***** Data shown *****

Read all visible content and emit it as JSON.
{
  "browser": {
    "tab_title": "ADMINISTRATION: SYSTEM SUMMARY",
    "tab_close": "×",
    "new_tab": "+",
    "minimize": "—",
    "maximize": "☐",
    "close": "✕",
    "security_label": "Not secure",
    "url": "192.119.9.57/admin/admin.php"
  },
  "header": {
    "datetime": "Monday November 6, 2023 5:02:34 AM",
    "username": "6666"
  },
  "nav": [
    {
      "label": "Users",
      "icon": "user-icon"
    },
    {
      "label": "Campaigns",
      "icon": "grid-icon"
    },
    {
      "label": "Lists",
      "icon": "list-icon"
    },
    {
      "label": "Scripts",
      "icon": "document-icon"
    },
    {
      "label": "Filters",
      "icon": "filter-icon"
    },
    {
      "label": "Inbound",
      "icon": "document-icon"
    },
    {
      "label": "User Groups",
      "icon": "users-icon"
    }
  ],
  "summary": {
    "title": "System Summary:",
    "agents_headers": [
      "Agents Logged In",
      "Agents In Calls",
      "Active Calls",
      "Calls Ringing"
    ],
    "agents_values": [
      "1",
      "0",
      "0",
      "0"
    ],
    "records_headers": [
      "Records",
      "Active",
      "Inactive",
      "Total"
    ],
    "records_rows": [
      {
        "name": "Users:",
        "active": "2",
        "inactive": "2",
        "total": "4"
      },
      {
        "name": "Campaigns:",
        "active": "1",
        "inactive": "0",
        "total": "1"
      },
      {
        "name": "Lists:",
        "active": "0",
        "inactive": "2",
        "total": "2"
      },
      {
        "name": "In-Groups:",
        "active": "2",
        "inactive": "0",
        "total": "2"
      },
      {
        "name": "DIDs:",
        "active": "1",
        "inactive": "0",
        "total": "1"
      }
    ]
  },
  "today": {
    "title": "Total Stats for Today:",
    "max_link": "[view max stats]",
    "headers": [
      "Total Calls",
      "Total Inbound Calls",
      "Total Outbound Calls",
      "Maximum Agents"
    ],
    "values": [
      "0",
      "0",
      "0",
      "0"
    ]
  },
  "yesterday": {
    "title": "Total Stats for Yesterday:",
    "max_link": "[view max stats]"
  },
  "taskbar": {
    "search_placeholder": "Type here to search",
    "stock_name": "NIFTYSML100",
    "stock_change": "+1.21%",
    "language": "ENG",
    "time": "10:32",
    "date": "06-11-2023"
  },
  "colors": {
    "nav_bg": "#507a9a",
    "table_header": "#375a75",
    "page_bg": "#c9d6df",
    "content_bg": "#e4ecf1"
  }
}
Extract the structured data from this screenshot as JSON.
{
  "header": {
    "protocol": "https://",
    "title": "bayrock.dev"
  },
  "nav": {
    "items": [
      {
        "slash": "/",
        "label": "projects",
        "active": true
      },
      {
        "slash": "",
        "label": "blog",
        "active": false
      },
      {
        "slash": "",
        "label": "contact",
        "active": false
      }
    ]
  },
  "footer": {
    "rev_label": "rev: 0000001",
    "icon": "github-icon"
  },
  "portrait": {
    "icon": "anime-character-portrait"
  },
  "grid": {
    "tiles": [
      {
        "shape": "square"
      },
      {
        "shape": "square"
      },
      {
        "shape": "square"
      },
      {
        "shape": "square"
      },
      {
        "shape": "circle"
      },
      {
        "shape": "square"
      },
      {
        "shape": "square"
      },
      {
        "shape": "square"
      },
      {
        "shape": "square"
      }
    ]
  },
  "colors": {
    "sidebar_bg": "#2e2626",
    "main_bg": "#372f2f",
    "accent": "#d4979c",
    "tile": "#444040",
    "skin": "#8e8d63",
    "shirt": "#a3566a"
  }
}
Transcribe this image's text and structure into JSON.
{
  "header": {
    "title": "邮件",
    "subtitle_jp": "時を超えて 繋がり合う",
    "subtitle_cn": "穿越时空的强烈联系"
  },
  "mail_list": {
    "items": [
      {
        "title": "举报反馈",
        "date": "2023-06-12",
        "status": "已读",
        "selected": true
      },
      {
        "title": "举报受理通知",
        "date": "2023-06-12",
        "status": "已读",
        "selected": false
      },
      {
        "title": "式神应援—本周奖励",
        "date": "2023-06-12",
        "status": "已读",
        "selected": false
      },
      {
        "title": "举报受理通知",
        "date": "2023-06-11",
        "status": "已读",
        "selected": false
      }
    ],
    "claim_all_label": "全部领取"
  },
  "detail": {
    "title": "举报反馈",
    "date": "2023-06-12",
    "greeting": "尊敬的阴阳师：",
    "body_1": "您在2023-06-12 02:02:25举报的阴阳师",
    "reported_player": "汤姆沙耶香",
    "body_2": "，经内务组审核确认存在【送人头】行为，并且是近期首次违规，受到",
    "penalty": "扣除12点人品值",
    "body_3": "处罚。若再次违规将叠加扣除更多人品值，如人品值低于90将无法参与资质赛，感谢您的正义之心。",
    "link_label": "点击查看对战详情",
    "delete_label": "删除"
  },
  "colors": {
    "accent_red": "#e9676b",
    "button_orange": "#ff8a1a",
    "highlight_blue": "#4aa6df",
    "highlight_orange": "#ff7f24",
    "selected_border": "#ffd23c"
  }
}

*****

**Exercise description**. Each line of the listing should be echoed back exactly.

**Answer for this exercise**.
Read all visible content and emit it as JSON.
{
  "browser": {
    "tab_title": "ADMINISTRATION: SYSTEM SUMMARY",
    "tab_close": "×",
    "new_tab": "+",
    "minimize": "—",
    "maximize": "☐",
    "close": "✕",
    "security_label": "Not secure",
    "url": "192.119.9.57/admin/admin.php"
  },
  "header": {
    "datetime": "Monday November 6, 2023 5:02:34 AM",
    "username": "6666"
  },
  "nav": [
    {
      "label": "Users",
      "icon": "user-icon"
    },
    {
      "label": "Campaigns",
      "icon": "grid-icon"
    },
    {
      "label": "Lists",
      "icon": "list-icon"
    },
    {
      "label": "Scripts",
      "icon": "document-icon"
    },
    {
      "label": "Filters",
      "icon": "filter-icon"
    },
    {
      "label": "Inbound",
      "icon": "document-icon"
    },
    {
      "label": "User Groups",
      "icon": "users-icon"
    }
  ],
  "summary": {
    "title": "System Summary:",
    "agents_headers": [
      "Agents Logged In",
      "Agents In Calls",
      "Active Calls",
      "Calls Ringing"
    ],
    "agents_values": [
      "1",
      "0",
      "0",
      "0"
    ],
    "records_headers": [
      "Records",
      "Active",
      "Inactive",
      "Total"
    ],
    "records_rows": [
      {
        "name": "Users:",
        "active": "2",
        "inactive": "2",
        "total": "4"
      },
      {
        "name": "Campaigns:",
        "active": "1",
        "inactive": "0",
        "total": "1"
      },
      {
        "name": "Lists:",
        "active": "0",
        "inactive": "2",
        "total": "2"
      },
      {
        "name": "In-Groups:",
        "active": "2",
        "inactive": "0",
        "total": "2"
      },
      {
        "name": "DIDs:",
        "active": "1",
        "inactive": "0",
        "total": "1"
      }
    ]
  },
  "today": {
    "title": "Total Stats for Today:",
    "max_link": "[view max stats]",
    "headers": [
      "Total Calls",
      "Total Inbound Calls",
      "Total Outbound Calls",
      "Maximum Agents"
    ],
    "values": [
      "0",
      "0",
      "0",
      "0"
    ]
  },
  "yesterday": {
    "title": "Total Stats for Yesterday:",
    "max_link": "[view max stats]"
  },
  "taskbar": {
    "search_placeholder": "Type here to search",
    "stock_name": "NIFTYSML100",
    "stock_change": "+1.21%",
    "language": "ENG",
    "time": "10:32",
    "date": "06-11-2023"
  },
  "colors": {
    "nav_bg": "#507a9a",
    "table_header": "#375a75",
    "page_bg": "#c9d6df",
    "content_bg": "#e4ecf1"
  }
}
Extract the structured data from this screenshot as JSON.
{
  "header": {
    "protocol": "https://",
    "title": "bayrock.dev"
  },
  "nav": {
    "items": [
      {
        "slash": "/",
        "label": "projects",
        "active": true
      },
      {
        "slash": "",
        "label": "blog",
        "active": false
      },
      {
        "slash": "",
        "label": "contact",
        "active": false
      }
    ]
  },
  "footer": {
    "rev_label": "rev: 0000001",
    "icon": "github-icon"
  },
  "portrait": {
    "icon": "anime-character-portrait"
  },
  "grid": {
    "tiles": [
      {
        "shape": "square"
      },
      {
        "shape": "square"
      },
      {
        "shape": "square"
      },
      {
        "shape": "square"
      },
      {
        "shape": "circle"
      },
      {
        "shape": "square"
      },
      {
        "shape": "square"
      },
      {
        "shape": "square"
      },
      {
        "shape": "square"
      }
    ]
  },
  "colors": {
    "sidebar_bg": "#2e2626",
    "main_bg": "#372f2f",
    "accent": "#d4979c",
    "tile": "#444040",
    "skin": "#8e8d63",
    "shirt": "#a3566a"
  }
}
Transcribe this image's text and structure into JSON.
{
  "header": {
    "title": "邮件",
    "subtitle_jp": "時を超えて 繋がり合う",
    "subtitle_cn": "穿越时空的强烈联系"
  },
  "mail_list": {
    "items": [
      {
        "title": "举报反馈",
        "date": "2023-06-12",
        "status": "已读",
        "selected": true
      },
      {
        "title": "举报受理通知",
        "date": "2023-06-12",
        "status": "已读",
        "selected": false
      },
      {
        "title": "式神应援—本周奖励",
        "date": "2023-06-12",
        "status": "已读",
        "selected": false
      },
      {
        "title": "举报受理通知",
        "date": "2023-06-11",
        "status": "已读",
        "selected": false
      }
    ],
    "claim_all_label": "全部领取"
  },
  "detail": {
    "title": "举报反馈",
    "date": "2023-06-12",
    "greeting": "尊敬的阴阳师：",
    "body_1": "您在2023-06-12 02:02:25举报的阴阳师",
    "reported_player": "汤姆沙耶香",
    "body_2": "，经内务组审核确认存在【送人头】行为，并且是近期首次违规，受到",
    "penalty": "扣除12点人品值",
    "body_3": "处罚。若再次违规将叠加扣除更多人品值，如人品值低于90将无法参与资质赛，感谢您的正义之心。",
    "link_label": "点击查看对战详情",
    "delete_label": "删除"
  },
  "colors": {
    "accent_red": "#e9676b",
    "button_orange": "#ff8a1a",
    "highlight_blue": "#4aa6df",
    "highlight_orange": "#ff7f24",
    "selected_border": "#ffd23c"
  }
}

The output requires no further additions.